| AIM OF THE EXERCISE |
Present each line of the entries below that holds the word "konaní".

| DATA FOR THE TASK |
==============================

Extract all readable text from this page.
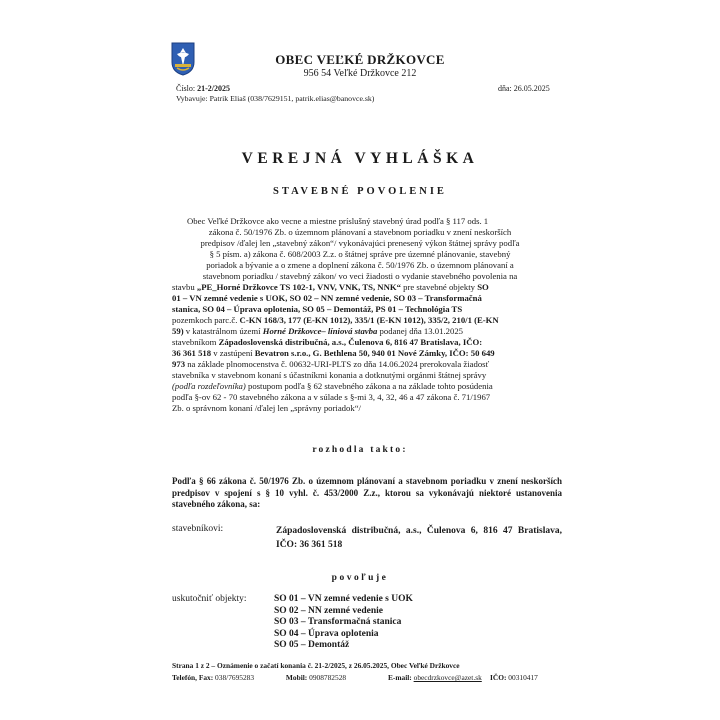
OBEC VEĽKÉ DRŽKOVCE
956 54 Veľké Držkovce 212
Číslo: 21-2/2025
Vybavuje: Patrik Eliaš (038/7629151, patrik.elias@banovce.sk)
dňa: 26.05.2025
VEREJNÁ VYHLÁŠKA
STAVEBNÉ POVOLENIE
Obec Veľké Držkovce ako vecne a miestne príslušný stavebný úrad podľa § 117 ods. 1
zákona č. 50/1976 Zb. o územnom plánovaní a stavebnom poriadku v znení neskorších
predpisov /ďalej len „stavebný zákon“/ vykonávajúci prenesený výkon štátnej správy podľa
§ 5 písm. a) zákona č. 608/2003 Z.z. o štátnej správe pre územné plánovanie, stavebný
poriadok a bývanie a o zmene a doplnení zákona č. 50/1976 Zb. o územnom plánovaní a
stavebnom poriadku / stavebný zákon/ vo veci žiadosti o vydanie stavebného povolenia na
stavbu „PE_Horné Držkovce TS 102-1, VNV, VNK, TS, NNK“ pre stavebné objekty SO
01 – VN zemné vedenie s UOK, SO 02 – NN zemné vedenie, SO 03 – Transformačná
stanica, SO 04 – Úprava oplotenia, SO 05 – Demontáž, PS 01 – Technológia TS
pozemkoch parc.č. C-KN 168/3, 177 (E-KN 1012), 335/1 (E-KN 1012), 335/2, 210/1 (E-KN
59) v katastrálnom území Horné Držkovce– líniová stavba podanej dňa 13.01.2025
stavebníkom Západoslovenská distribučná, a.s., Čulenova 6, 816 47 Bratislava, IČO:
36 361 518 v zastúpení Bevatron s.r.o., G. Bethlena 50, 940 01 Nové Zámky, IČO: 50 649
973 na základe plnomocenstva č. 00632-URI-PLTS zo dňa 14.06.2024 prerokovala žiadosť
stavebníka v stavebnom konaní s účastníkmi konania a dotknutými orgánmi štátnej správy
(podľa rozdeľovníka) postupom podľa § 62 stavebného zákona a na základe tohto posúdenia
podľa §-ov 62 - 70 stavebného zákona a v súlade s §-mi 3, 4, 32, 46 a 47 zákona č. 71/1967
Zb. o správnom konaní /ďalej len „správny poriadok“/
rozhodla takto:
Podľa § 66 zákona č. 50/1976 Zb. o územnom plánovaní a stavebnom poriadku v znení neskorších predpisov v spojení s § 10 vyhl. č. 453/2000 Z.z., ktorou sa vykonávajú niektoré ustanovenia stavebného zákona, sa:
stavebníkovi:	Západoslovenská distribučná, a.s., Čulenova 6, 816 47 Bratislava, IČO: 36 361 518
povoľuje
uskutočniť objekty:	SO 01 – VN zemné vedenie s UOK
SO 02 – NN zemné vedenie
SO 03 – Transformačná stanica
SO 04 – Úprava oplotenia
SO 05 – Demontáž
Strana 1 z 2 – Oznámenie o začatí konania č. 21-2/2025, z 26.05.2025, Obec Veľké Držkovce
Telefón, Fax: 038/7695283	Mobil: 0908782528	E-mail: obecdrzkovce@azet.sk	IČO: 00310417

==============================

| ANSWER TO THE PROBLEM |
stavebníka v stavebnom konaní s účastníkmi konania a dotknutými orgánmi štátnej správy
Zb. o správnom konaní /ďalej len „správny poriadok“/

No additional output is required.